### WHAT IS ASKED
Pull every "days" line out of the data below.
>>>
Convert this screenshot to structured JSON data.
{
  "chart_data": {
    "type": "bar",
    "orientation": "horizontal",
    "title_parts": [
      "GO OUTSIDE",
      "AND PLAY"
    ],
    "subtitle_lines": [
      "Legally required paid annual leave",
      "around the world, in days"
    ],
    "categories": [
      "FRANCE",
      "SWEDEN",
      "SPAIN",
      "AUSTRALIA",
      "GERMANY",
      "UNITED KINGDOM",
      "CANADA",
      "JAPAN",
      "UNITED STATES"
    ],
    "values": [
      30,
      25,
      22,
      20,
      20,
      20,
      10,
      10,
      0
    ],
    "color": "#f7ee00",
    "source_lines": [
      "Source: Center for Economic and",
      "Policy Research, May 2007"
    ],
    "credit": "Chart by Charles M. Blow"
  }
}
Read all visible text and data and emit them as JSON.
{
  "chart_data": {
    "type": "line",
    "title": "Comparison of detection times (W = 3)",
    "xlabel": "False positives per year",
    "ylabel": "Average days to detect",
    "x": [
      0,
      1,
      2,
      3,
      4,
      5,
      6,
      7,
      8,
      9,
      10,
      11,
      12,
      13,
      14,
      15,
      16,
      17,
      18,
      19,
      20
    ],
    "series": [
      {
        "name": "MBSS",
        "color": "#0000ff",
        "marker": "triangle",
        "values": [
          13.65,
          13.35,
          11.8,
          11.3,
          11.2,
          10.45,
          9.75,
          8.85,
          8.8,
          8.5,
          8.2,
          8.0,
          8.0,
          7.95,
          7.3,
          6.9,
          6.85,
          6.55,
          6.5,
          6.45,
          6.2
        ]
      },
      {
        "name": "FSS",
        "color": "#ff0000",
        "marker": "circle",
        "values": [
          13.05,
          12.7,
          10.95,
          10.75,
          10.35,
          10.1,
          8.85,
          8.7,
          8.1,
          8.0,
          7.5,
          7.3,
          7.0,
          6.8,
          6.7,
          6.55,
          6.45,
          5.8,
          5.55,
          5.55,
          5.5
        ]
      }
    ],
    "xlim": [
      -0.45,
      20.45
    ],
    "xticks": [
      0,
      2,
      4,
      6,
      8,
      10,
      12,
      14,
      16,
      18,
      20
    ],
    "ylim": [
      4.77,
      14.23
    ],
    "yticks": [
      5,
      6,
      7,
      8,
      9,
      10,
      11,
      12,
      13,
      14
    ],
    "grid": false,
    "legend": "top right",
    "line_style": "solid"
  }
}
<<<
### WRITTEN ANSWER
      "around the world, in days"
    "ylabel": "Average days to detect",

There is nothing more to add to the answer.